- Problem to work on:
Show all lines holding "color".

- Data shown:

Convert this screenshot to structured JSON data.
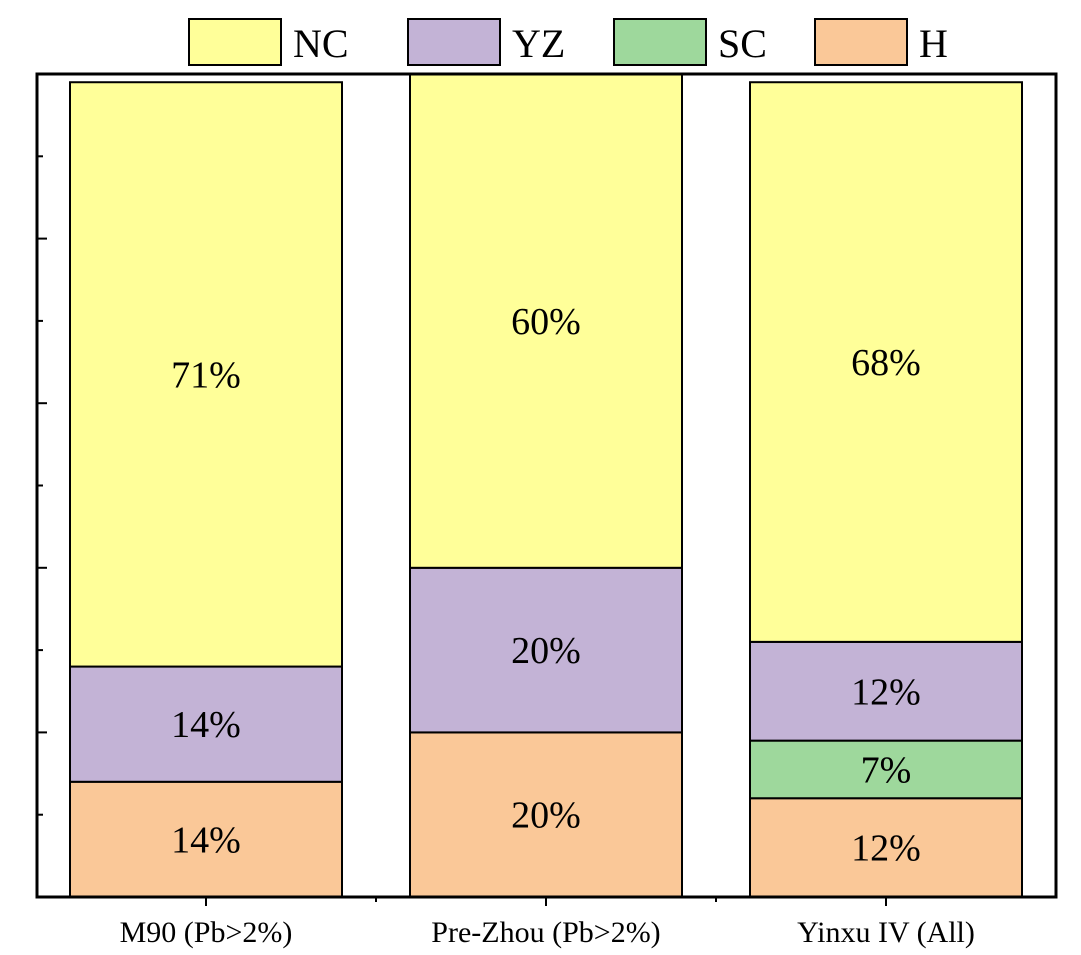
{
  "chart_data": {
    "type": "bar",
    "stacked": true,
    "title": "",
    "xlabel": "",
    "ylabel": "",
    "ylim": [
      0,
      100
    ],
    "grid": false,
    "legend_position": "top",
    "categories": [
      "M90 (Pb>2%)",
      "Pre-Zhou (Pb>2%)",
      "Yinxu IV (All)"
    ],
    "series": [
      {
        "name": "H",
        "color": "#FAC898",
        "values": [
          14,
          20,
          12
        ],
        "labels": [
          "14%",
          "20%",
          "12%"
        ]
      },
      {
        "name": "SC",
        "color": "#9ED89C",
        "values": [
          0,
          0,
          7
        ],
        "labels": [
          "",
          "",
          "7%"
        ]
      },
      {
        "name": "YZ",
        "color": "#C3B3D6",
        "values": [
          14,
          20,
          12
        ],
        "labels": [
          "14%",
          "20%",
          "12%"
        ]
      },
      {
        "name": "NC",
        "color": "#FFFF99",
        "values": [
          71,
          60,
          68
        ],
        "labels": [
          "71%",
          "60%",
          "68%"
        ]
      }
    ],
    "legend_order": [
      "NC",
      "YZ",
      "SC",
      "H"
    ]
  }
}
--
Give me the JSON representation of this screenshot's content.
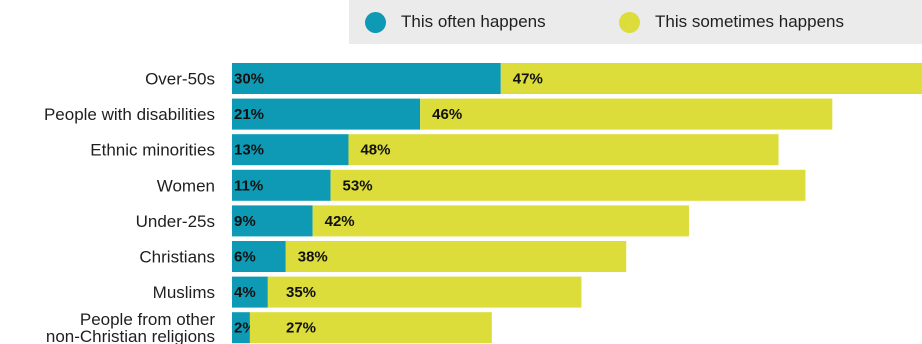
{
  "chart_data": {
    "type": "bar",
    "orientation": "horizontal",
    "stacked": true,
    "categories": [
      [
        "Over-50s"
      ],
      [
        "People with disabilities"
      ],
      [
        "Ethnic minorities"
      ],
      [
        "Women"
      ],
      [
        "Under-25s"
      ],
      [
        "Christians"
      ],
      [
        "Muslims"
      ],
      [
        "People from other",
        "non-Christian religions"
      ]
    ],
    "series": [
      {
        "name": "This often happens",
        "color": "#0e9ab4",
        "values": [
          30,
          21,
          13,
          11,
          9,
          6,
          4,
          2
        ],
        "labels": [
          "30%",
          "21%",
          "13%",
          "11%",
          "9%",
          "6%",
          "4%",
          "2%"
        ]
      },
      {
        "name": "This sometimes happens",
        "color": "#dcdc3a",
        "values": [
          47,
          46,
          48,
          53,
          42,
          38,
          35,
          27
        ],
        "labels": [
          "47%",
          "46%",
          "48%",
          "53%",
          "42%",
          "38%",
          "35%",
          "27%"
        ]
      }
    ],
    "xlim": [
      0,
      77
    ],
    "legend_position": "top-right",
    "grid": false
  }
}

- Written solution:
        "color": "#FAC898",
        "color": "#9ED89C",
        "color": "#C3B3D6",
        "color": "#FFFF99",
        "color": "#0e9ab4",
        "color": "#dcdc3a",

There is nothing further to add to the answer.